### What the task requires:
Locate every line in the records below that contains the word "para", and copy each one.

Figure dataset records
+ + +

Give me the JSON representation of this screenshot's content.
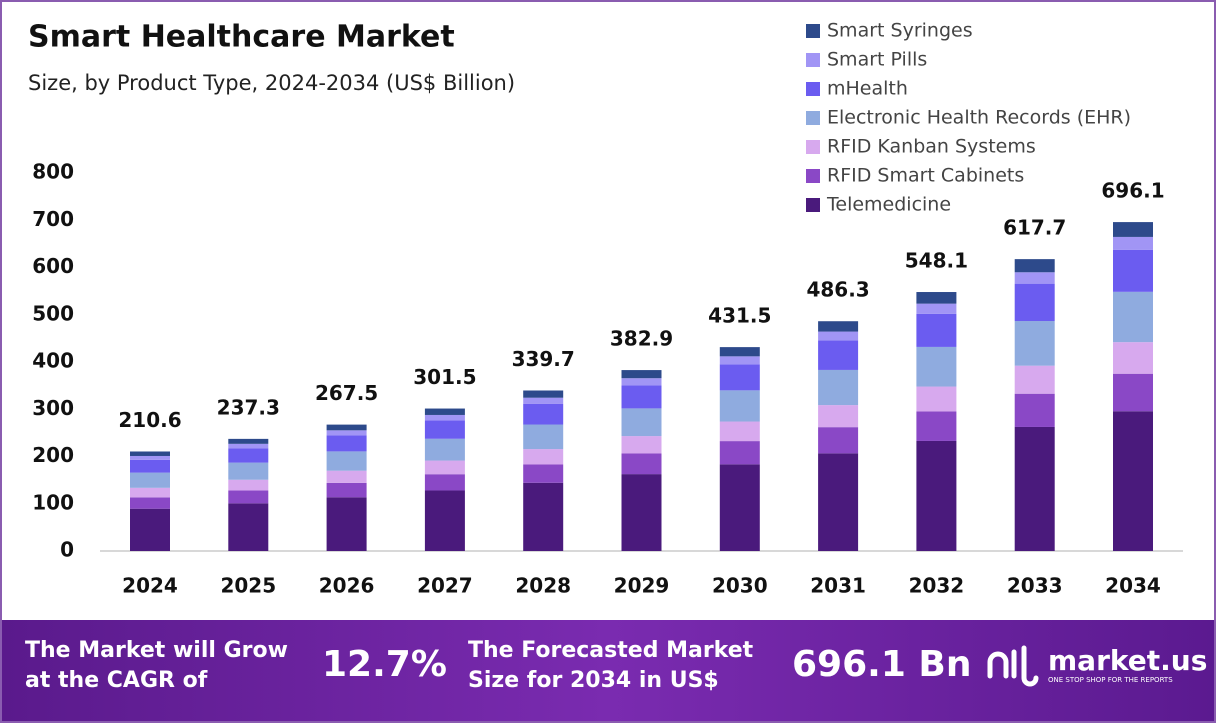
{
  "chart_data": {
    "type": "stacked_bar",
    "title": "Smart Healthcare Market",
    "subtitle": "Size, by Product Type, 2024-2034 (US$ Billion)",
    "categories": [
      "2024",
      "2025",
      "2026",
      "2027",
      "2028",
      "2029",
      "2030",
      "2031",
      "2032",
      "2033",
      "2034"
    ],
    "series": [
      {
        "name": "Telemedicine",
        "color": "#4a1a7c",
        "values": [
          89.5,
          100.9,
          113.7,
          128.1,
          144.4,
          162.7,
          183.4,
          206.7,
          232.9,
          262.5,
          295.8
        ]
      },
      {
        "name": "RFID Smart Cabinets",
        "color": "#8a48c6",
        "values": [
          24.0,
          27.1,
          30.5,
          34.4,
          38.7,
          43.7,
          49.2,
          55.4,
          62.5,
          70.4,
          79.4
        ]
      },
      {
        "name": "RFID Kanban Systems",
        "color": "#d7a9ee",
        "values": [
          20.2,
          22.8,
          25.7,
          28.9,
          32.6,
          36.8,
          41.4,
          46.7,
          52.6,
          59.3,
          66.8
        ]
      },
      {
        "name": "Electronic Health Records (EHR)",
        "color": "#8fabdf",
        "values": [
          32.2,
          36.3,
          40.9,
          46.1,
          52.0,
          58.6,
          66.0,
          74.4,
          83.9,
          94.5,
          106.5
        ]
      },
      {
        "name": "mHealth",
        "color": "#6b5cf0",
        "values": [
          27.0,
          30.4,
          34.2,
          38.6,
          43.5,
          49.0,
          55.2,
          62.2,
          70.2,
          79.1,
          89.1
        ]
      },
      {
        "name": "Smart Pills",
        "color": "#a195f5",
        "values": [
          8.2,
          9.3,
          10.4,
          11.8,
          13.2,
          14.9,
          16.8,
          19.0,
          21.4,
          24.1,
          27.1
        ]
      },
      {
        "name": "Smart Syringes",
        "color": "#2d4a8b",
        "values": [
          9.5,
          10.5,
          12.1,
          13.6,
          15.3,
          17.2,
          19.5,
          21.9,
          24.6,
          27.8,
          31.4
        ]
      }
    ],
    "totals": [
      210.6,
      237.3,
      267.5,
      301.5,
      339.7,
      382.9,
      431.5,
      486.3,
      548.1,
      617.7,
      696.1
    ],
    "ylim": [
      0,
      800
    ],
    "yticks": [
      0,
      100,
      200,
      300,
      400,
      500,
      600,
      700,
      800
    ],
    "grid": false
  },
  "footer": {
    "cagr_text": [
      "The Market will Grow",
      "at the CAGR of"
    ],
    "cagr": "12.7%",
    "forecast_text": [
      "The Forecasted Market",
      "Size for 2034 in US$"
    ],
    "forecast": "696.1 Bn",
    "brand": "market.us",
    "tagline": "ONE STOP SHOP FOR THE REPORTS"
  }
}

+ + +

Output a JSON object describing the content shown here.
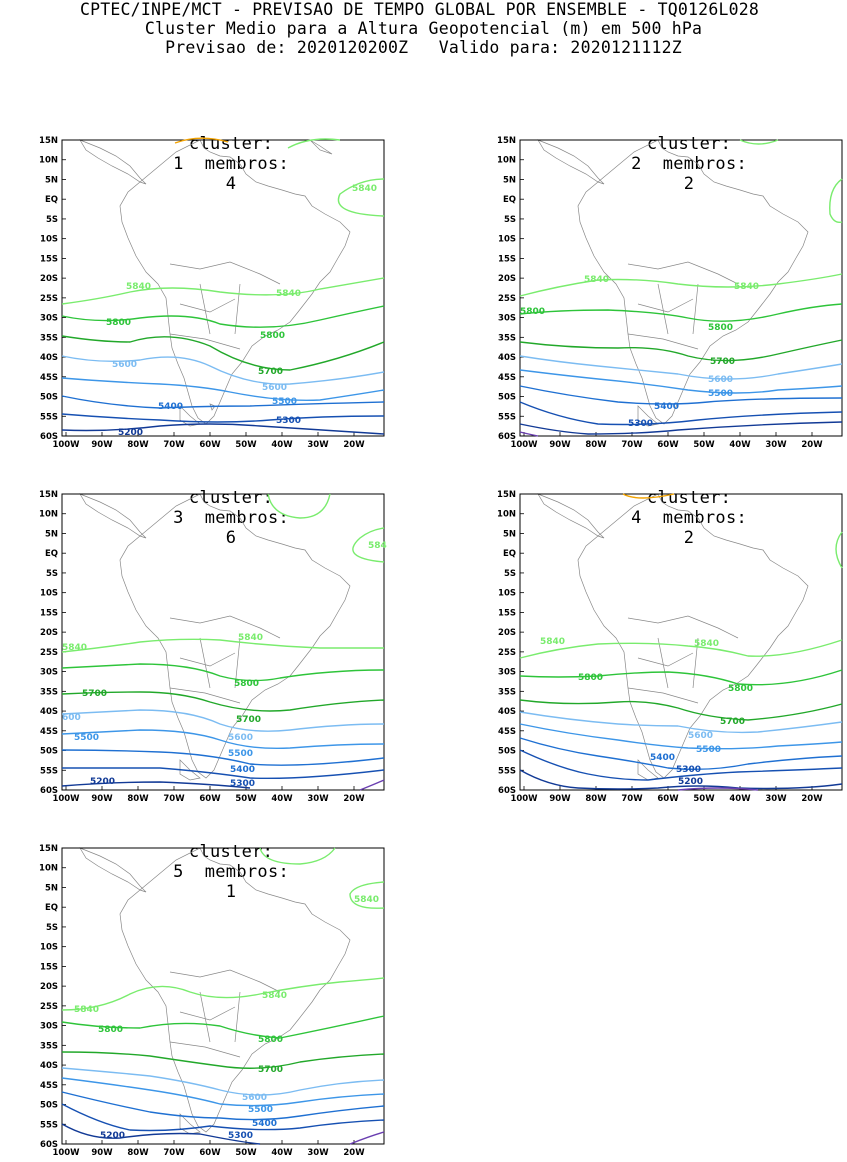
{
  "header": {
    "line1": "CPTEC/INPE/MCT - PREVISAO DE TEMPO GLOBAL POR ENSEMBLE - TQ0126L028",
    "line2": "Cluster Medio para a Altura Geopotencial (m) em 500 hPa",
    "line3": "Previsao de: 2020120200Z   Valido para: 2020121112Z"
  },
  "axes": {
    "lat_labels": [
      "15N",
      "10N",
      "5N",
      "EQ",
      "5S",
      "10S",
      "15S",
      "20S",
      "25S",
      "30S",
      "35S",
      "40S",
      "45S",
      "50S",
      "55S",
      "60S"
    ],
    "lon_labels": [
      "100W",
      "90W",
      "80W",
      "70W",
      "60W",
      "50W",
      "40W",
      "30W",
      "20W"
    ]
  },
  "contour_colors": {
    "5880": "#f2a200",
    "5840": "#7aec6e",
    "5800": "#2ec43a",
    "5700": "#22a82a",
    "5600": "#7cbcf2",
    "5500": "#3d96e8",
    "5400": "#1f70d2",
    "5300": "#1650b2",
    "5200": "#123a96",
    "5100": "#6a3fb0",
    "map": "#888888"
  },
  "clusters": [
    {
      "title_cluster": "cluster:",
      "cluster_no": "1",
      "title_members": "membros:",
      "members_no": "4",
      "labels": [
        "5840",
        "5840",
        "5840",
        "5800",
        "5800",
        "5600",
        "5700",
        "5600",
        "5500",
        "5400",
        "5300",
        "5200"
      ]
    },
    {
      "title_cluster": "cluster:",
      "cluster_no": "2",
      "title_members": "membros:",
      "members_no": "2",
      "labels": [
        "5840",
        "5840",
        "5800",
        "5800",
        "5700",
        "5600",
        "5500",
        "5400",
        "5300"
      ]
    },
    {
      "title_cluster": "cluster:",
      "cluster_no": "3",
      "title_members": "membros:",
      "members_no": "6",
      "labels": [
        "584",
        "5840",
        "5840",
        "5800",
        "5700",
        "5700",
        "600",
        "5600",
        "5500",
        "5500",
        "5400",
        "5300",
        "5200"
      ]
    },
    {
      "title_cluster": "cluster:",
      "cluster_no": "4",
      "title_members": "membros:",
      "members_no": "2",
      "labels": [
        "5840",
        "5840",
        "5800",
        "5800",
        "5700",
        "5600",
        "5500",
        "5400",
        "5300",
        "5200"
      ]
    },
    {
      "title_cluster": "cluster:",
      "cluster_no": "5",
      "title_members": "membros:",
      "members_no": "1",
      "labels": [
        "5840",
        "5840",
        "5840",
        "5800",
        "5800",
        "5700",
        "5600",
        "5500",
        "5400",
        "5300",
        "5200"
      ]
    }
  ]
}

+ + +

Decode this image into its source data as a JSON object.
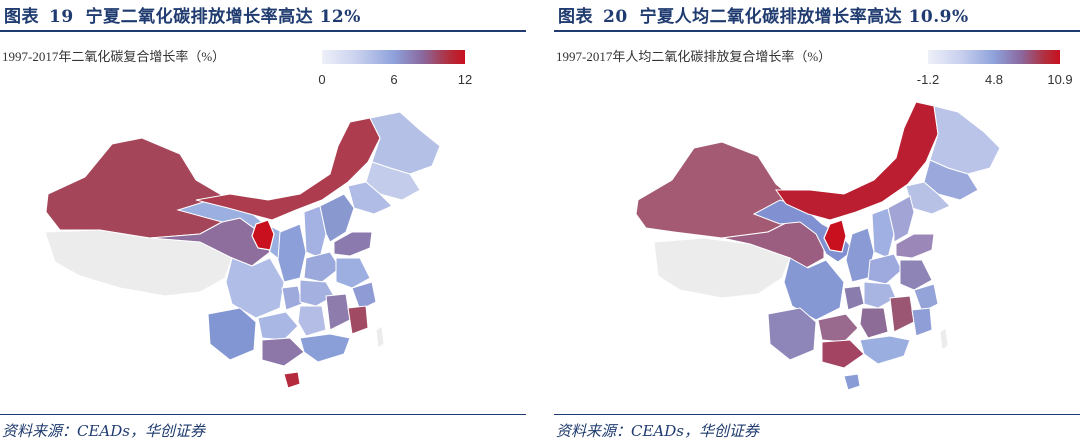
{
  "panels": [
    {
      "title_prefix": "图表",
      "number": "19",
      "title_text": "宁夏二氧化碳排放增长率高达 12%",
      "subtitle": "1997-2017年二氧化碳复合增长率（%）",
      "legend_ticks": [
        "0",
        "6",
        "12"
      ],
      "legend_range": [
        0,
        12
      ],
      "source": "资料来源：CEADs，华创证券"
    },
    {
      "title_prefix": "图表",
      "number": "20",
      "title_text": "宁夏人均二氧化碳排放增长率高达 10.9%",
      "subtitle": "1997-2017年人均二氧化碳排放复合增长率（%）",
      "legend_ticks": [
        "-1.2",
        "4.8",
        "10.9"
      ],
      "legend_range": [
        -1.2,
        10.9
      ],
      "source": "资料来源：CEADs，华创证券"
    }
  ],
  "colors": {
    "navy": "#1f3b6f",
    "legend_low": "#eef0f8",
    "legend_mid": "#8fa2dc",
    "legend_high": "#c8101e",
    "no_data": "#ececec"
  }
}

+ + +

### Response to the exercise:
    "line2": "Cluster Medio para a Altura Geopotencial (m) em 500 hPa",
    "line3": "Previsao de: 2020120200Z   Valido para: 2020121112Z"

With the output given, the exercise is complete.